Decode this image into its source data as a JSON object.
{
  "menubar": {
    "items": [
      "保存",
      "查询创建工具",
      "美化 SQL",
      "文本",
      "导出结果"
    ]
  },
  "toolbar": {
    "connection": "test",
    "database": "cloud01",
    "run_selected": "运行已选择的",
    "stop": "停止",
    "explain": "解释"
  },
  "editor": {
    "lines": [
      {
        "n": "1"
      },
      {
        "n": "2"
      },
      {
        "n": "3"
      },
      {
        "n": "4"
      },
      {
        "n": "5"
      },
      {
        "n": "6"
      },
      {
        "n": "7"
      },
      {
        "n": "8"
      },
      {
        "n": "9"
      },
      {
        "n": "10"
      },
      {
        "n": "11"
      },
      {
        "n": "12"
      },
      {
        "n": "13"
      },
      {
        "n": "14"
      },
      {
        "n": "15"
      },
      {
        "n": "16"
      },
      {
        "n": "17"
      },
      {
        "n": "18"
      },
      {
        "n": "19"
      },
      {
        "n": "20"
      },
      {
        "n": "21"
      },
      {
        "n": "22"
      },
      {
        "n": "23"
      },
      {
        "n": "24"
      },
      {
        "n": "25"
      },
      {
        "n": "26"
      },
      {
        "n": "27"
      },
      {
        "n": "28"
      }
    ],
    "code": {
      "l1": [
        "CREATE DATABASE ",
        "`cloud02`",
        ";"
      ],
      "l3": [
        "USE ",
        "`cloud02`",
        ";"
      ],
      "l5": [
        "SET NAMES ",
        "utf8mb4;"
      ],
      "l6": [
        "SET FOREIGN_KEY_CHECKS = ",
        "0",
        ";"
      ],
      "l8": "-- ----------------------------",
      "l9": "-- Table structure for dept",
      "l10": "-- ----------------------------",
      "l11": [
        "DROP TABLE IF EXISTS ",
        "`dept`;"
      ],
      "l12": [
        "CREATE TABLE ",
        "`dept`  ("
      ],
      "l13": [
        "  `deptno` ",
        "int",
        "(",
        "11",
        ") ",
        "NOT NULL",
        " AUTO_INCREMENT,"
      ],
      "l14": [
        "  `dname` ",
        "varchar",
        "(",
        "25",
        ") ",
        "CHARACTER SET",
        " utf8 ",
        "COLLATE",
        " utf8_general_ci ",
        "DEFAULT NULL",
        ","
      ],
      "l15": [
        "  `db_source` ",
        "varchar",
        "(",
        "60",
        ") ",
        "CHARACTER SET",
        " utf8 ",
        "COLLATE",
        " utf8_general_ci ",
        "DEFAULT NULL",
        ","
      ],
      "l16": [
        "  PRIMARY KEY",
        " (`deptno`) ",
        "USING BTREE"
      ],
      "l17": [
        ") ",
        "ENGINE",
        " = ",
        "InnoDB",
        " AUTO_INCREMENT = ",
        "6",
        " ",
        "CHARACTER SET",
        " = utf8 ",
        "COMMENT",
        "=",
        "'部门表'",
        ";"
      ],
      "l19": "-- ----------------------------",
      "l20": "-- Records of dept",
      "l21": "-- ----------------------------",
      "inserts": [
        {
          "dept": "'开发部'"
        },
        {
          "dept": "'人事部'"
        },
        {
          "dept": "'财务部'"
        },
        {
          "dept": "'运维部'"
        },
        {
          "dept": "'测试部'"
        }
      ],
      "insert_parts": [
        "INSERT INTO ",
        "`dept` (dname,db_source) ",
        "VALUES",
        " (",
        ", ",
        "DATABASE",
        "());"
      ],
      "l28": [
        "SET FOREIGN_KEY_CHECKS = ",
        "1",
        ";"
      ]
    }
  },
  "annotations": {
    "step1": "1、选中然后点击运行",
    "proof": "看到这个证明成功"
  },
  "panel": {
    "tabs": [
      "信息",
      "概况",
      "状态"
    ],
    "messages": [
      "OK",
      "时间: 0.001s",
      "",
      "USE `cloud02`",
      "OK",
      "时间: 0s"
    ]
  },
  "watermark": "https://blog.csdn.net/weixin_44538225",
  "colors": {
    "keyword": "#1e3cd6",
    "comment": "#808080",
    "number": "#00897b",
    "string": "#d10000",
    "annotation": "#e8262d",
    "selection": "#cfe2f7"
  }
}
-=-=-
• _YOUR TASK_
Exact copies of all the records are required.

• _COMPLETE ANSWER_
Decode this image into its source data as a JSON object.
{
  "menubar": {
    "items": [
      "保存",
      "查询创建工具",
      "美化 SQL",
      "文本",
      "导出结果"
    ]
  },
  "toolbar": {
    "connection": "test",
    "database": "cloud01",
    "run_selected": "运行已选择的",
    "stop": "停止",
    "explain": "解释"
  },
  "editor": {
    "lines": [
      {
        "n": "1"
      },
      {
        "n": "2"
      },
      {
        "n": "3"
      },
      {
        "n": "4"
      },
      {
        "n": "5"
      },
      {
        "n": "6"
      },
      {
        "n": "7"
      },
      {
        "n": "8"
      },
      {
        "n": "9"
      },
      {
        "n": "10"
      },
      {
        "n": "11"
      },
      {
        "n": "12"
      },
      {
        "n": "13"
      },
      {
        "n": "14"
      },
      {
        "n": "15"
      },
      {
        "n": "16"
      },
      {
        "n": "17"
      },
      {
        "n": "18"
      },
      {
        "n": "19"
      },
      {
        "n": "20"
      },
      {
        "n": "21"
      },
      {
        "n": "22"
      },
      {
        "n": "23"
      },
      {
        "n": "24"
      },
      {
        "n": "25"
      },
      {
        "n": "26"
      },
      {
        "n": "27"
      },
      {
        "n": "28"
      }
    ],
    "code": {
      "l1": [
        "CREATE DATABASE ",
        "`cloud02`",
        ";"
      ],
      "l3": [
        "USE ",
        "`cloud02`",
        ";"
      ],
      "l5": [
        "SET NAMES ",
        "utf8mb4;"
      ],
      "l6": [
        "SET FOREIGN_KEY_CHECKS = ",
        "0",
        ";"
      ],
      "l8": "-- ----------------------------",
      "l9": "-- Table structure for dept",
      "l10": "-- ----------------------------",
      "l11": [
        "DROP TABLE IF EXISTS ",
        "`dept`;"
      ],
      "l12": [
        "CREATE TABLE ",
        "`dept`  ("
      ],
      "l13": [
        "  `deptno` ",
        "int",
        "(",
        "11",
        ") ",
        "NOT NULL",
        " AUTO_INCREMENT,"
      ],
      "l14": [
        "  `dname` ",
        "varchar",
        "(",
        "25",
        ") ",
        "CHARACTER SET",
        " utf8 ",
        "COLLATE",
        " utf8_general_ci ",
        "DEFAULT NULL",
        ","
      ],
      "l15": [
        "  `db_source` ",
        "varchar",
        "(",
        "60",
        ") ",
        "CHARACTER SET",
        " utf8 ",
        "COLLATE",
        " utf8_general_ci ",
        "DEFAULT NULL",
        ","
      ],
      "l16": [
        "  PRIMARY KEY",
        " (`deptno`) ",
        "USING BTREE"
      ],
      "l17": [
        ") ",
        "ENGINE",
        " = ",
        "InnoDB",
        " AUTO_INCREMENT = ",
        "6",
        " ",
        "CHARACTER SET",
        " = utf8 ",
        "COMMENT",
        "=",
        "'部门表'",
        ";"
      ],
      "l19": "-- ----------------------------",
      "l20": "-- Records of dept",
      "l21": "-- ----------------------------",
      "inserts": [
        {
          "dept": "'开发部'"
        },
        {
          "dept": "'人事部'"
        },
        {
          "dept": "'财务部'"
        },
        {
          "dept": "'运维部'"
        },
        {
          "dept": "'测试部'"
        }
      ],
      "insert_parts": [
        "INSERT INTO ",
        "`dept` (dname,db_source) ",
        "VALUES",
        " (",
        ", ",
        "DATABASE",
        "());"
      ],
      "l28": [
        "SET FOREIGN_KEY_CHECKS = ",
        "1",
        ";"
      ]
    }
  },
  "annotations": {
    "step1": "1、选中然后点击运行",
    "proof": "看到这个证明成功"
  },
  "panel": {
    "tabs": [
      "信息",
      "概况",
      "状态"
    ],
    "messages": [
      "OK",
      "时间: 0.001s",
      "",
      "USE `cloud02`",
      "OK",
      "时间: 0s"
    ]
  },
  "watermark": "https://blog.csdn.net/weixin_44538225",
  "colors": {
    "keyword": "#1e3cd6",
    "comment": "#808080",
    "number": "#00897b",
    "string": "#d10000",
    "annotation": "#e8262d",
    "selection": "#cfe2f7"
  }
}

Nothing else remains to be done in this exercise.